Work to complete =>
Only the number is wanted: how many lines contain the word "Brian"?
---- Data provided
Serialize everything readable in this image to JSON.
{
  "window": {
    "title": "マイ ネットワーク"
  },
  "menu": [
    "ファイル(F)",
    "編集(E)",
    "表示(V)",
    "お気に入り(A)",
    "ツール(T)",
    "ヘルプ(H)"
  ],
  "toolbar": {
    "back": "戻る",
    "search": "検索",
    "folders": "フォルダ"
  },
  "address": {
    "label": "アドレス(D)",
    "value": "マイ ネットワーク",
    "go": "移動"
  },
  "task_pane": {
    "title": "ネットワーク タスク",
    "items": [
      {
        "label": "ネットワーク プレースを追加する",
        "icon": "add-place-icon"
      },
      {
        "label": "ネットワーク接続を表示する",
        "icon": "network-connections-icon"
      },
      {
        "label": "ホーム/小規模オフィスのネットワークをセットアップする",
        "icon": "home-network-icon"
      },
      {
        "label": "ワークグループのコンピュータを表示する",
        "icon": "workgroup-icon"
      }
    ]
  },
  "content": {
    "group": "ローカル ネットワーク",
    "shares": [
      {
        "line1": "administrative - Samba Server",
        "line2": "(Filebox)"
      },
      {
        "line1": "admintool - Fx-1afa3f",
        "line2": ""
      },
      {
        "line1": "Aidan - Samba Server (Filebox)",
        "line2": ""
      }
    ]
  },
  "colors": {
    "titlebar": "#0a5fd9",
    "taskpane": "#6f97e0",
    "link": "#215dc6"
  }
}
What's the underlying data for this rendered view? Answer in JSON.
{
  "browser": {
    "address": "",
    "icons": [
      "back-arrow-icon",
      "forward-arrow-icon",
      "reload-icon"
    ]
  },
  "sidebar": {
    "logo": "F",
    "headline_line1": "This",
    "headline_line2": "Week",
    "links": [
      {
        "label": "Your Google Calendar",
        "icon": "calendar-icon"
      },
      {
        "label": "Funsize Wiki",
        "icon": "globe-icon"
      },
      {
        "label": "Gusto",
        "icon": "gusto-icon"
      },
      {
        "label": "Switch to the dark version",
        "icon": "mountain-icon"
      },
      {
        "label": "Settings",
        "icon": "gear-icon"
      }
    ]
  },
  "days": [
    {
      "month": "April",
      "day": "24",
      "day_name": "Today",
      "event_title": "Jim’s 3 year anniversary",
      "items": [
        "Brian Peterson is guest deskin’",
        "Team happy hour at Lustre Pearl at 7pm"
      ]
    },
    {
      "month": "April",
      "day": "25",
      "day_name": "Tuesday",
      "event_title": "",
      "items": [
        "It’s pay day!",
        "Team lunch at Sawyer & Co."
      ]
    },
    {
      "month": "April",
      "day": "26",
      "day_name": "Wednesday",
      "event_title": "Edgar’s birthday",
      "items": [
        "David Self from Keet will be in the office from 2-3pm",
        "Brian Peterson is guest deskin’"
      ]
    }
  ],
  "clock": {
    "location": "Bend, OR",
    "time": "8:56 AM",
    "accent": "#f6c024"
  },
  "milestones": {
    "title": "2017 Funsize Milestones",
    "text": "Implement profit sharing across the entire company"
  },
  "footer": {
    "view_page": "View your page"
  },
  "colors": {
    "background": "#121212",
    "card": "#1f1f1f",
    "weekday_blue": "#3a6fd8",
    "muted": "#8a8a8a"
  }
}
--------
Full response =>
2